* Reading passage
>>>

4. From Predicting Words to Making Decisions

So far, we’ve focused on language models as generators.

They read text.
They predict what comes next.
They assign probabilities to words.

But for a long time, most NLP systems didn’t generate language at all.

They made decisions.

Is this email spam or not?
Is this review positive or negative?
Does this document belong to topic A or topic B?

This shift from predicting words to predicting labels is where early NLP systems spent most of their time. And it’s where ideas like logistic regression, cross-entropy loss, and gradient descent became foundational.

From Sequences to Labels

In language modeling, the output is a distribution over possible next tokens.

In classification, the output is simpler:

  • A class label

  • Or a probability over a small number of classes

Instead of asking:

“What word comes next?”

We ask:

“Which category does this input belong to?”

At first glance, this sounds easier. Fewer outputs. Clear answers.

In practice, it introduces a different set of challenges.

Binary Decisions and Probabilistic Thinking

Consider the simplest case: binary classification.

Spam or not spam
Positive or negative
Relevant or irrelevant

We don’t just want a hard yes or no.
We want a probability.

A system that says:

“This email is spam with 51% confidence”

behaves very differently from one that says:

“This email is spam with 99% confidence”

Even though both output the same label.

This is why early NLP leaned so heavily on probabilistic models. They let us:

  • Rank results

  • Set thresholds

  • Trade off precision and recall

  • Make decisions under uncertainty

Why Logistic Regression?

Logistic regression became the workhorse of early NLP because it was exactly what the problem needed.

It:

  • Turns a weighted sum of features into a probability

  • Produces outputs between 0 and 1

  • Is interpretable

  • Is fast and stable to train

  • Plays nicely with sparse text features

Under the hood, it’s doing something simple but very powerful:

  • Score the input

  • Pass that score through a sigmoid

  • Interpret the result as a probability

That single design choice, modeling probabilities instead of decisions, made it incredibly useful.

Learning Means Minimizing Loss

Once you frame classification probabilistically, a natural question follows:

How wrong is the model?

This is where loss functions come in.

Rather than counting mistakes, we measure:

  • How much probability the model assigns to the correct answer

If the model is confident and right -> low loss
If the model is confident and wrong -> high loss

Cross-entropy loss captures this intuition cleanly.
It punishes confident mistakes far more than uncertain ones.

That turns learning into an optimization problem:

Adjust the weights to minimize average loss on the training data.

<<<

(Element boundary material)
>>>

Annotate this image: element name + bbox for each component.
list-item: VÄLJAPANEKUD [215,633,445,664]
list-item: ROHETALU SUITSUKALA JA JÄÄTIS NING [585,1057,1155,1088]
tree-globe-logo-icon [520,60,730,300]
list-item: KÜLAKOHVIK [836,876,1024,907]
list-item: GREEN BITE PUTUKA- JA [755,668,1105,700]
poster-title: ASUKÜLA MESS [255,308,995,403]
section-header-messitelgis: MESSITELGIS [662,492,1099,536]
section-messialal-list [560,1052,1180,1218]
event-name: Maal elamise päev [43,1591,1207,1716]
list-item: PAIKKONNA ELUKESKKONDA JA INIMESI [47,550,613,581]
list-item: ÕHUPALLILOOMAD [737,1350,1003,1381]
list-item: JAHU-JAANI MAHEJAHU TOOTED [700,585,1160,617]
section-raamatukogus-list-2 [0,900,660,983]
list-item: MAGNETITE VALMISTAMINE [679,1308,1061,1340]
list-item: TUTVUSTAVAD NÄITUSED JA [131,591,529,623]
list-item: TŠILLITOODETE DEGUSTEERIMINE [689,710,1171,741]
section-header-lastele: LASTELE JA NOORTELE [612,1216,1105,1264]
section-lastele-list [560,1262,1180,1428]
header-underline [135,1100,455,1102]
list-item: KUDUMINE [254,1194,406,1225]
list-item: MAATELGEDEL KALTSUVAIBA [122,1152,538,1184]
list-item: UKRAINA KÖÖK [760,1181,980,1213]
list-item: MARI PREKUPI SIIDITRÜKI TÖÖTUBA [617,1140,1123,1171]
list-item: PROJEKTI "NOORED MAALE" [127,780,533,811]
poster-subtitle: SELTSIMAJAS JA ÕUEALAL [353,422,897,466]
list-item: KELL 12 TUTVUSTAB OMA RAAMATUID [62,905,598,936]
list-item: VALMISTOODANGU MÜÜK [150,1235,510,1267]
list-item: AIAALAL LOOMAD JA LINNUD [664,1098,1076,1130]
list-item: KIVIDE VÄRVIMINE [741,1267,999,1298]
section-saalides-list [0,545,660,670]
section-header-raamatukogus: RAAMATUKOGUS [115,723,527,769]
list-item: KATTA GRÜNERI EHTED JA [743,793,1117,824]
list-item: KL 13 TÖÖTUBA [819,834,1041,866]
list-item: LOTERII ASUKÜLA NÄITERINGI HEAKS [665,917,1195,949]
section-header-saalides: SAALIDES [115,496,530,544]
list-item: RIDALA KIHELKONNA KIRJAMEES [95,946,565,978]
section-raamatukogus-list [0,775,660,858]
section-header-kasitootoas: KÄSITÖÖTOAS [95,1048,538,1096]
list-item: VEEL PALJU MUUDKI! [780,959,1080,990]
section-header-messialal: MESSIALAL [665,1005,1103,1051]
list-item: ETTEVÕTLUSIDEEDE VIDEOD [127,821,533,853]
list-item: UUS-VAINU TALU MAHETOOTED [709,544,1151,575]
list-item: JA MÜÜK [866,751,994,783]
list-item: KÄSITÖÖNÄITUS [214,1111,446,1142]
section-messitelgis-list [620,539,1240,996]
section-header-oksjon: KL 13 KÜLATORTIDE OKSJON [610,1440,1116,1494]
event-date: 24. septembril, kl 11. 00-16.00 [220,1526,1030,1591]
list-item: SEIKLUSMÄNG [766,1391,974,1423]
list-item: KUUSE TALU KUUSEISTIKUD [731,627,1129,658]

<<<

* What to do
Answer these from the reading passage on predicting labels:
1. In classification, what does the output consist of?
2. Through what function does logistic regression pass the input's score?
3. What kind of mistakes does cross-entropy loss punish far more than uncertain ones?
Rely only on the reading passage, not the material.

* In response
1. A class label, or a probability over a small number of classes.
2. A sigmoid.
3. Confident mistakes.